• **Given task**
Search the material and gather each line with "mentionnées" in it.

___ Data supplied ___

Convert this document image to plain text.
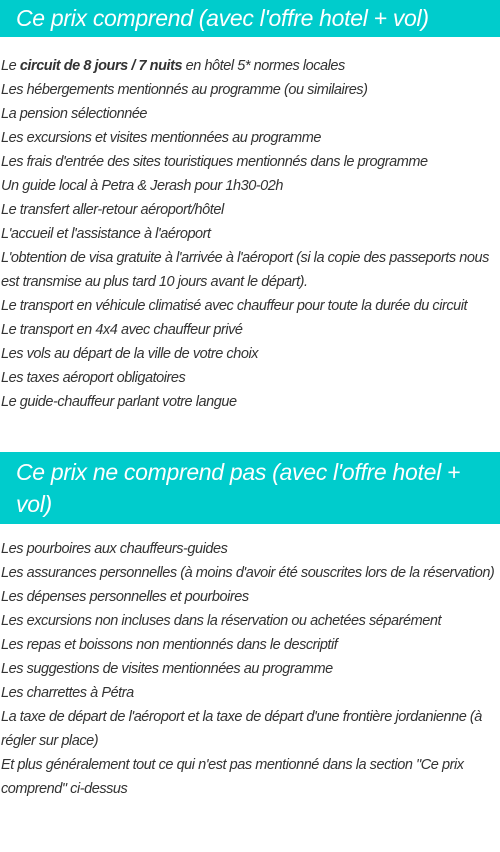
Ce prix comprend (avec l'offre hotel + vol)
Le circuit de 8 jours / 7 nuits en hôtel 5* normes locales
Les hébergements mentionnés au programme (ou similaires)
La pension sélectionnée
Les excursions et visites mentionnées au programme
Les frais d'entrée des sites touristiques mentionnés dans le programme
Un guide local à Petra & Jerash pour 1h30-02h
Le transfert aller-retour aéroport/hôtel
L'accueil et l'assistance à l'aéroport
L'obtention de visa gratuite à l'arrivée à l'aéroport (si la copie des passeports nous est transmise au plus tard 10 jours avant le départ).
Le transport en véhicule climatisé avec chauffeur pour toute la durée du circuit
Le transport en 4x4 avec chauffeur privé
Les vols au départ de la ville de votre choix
Les taxes aéroport obligatoires
Le guide-chauffeur parlant votre langue
Ce prix ne comprend pas (avec l'offre hotel + vol)
Les pourboires aux chauffeurs-guides
Les assurances personnelles (à moins d'avoir été souscrites lors de la réservation)
Les dépenses personnelles et pourboires
Les excursions non incluses dans la réservation ou achetées séparément
Les repas et boissons non mentionnés dans le descriptif
Les suggestions de visites mentionnées au programme
Les charrettes à Pétra
La taxe de départ de l'aéroport et la taxe de départ d'une frontière jordanienne (à régler sur place)
Et plus généralement tout ce qui n'est pas mentionné dans la section "Ce prix comprend" ci-dessus
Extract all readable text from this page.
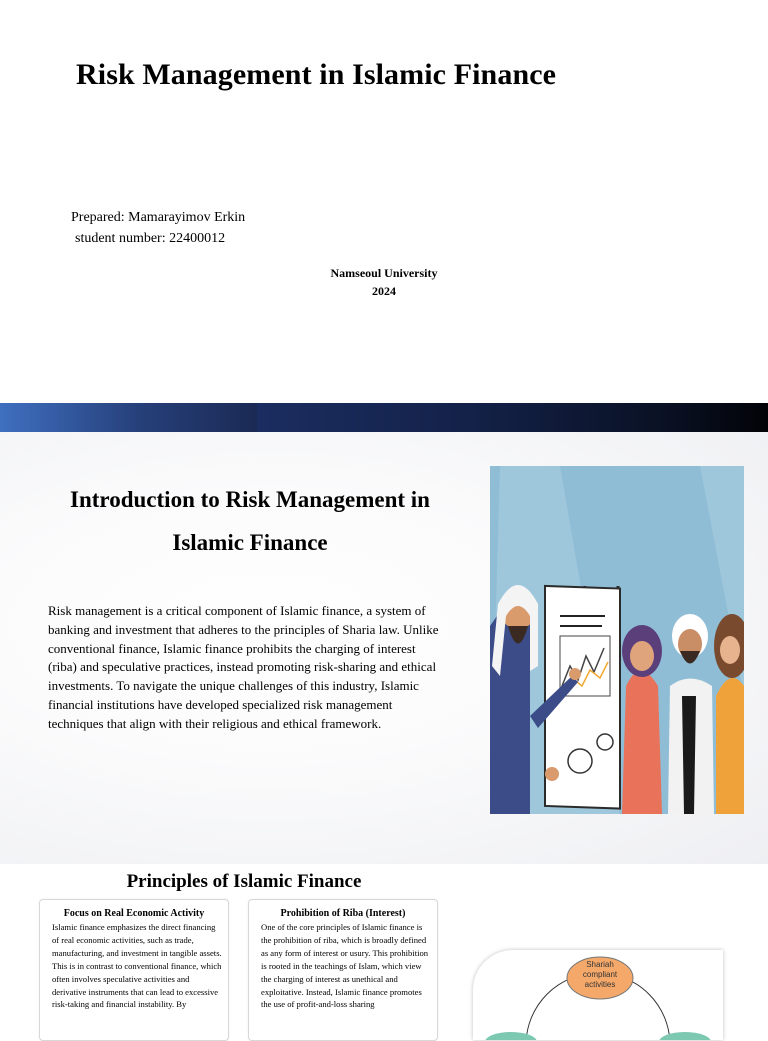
Risk Management in Islamic Finance
Prepared: Mamarayimov Erkin
student number: 22400012
Namseoul University
2024
Introduction to Risk Management in Islamic Finance
Risk management is a critical component of Islamic finance, a system of banking and investment that adheres to the principles of Sharia law. Unlike conventional finance, Islamic finance prohibits the charging of interest (riba) and speculative practices, instead promoting risk-sharing and ethical investments. To navigate the unique challenges of this industry, Islamic financial institutions have developed specialized risk management techniques that align with their religious and ethical framework.
Principles of Islamic Finance
Focus on Real Economic Activity
Islamic finance emphasizes the direct financing of real economic activities, such as trade, manufacturing, and investment in tangible assets. This is in contrast to conventional finance, which often involves speculative activities and derivative instruments that can lead to excessive risk-taking and financial instability. By
Prohibition of Riba (Interest)
One of the core principles of Islamic finance is the prohibition of riba, which is broadly defined as any form of interest or usury. This prohibition is rooted in the teachings of Islam, which view the charging of interest as unethical and exploitative. Instead, Islamic finance promotes the use of profit-and-loss sharing
Shariah compliant activities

___

• **Answer for the task**
Les excursions et visites mentionnées au programme
Les suggestions de visites mentionnées au programme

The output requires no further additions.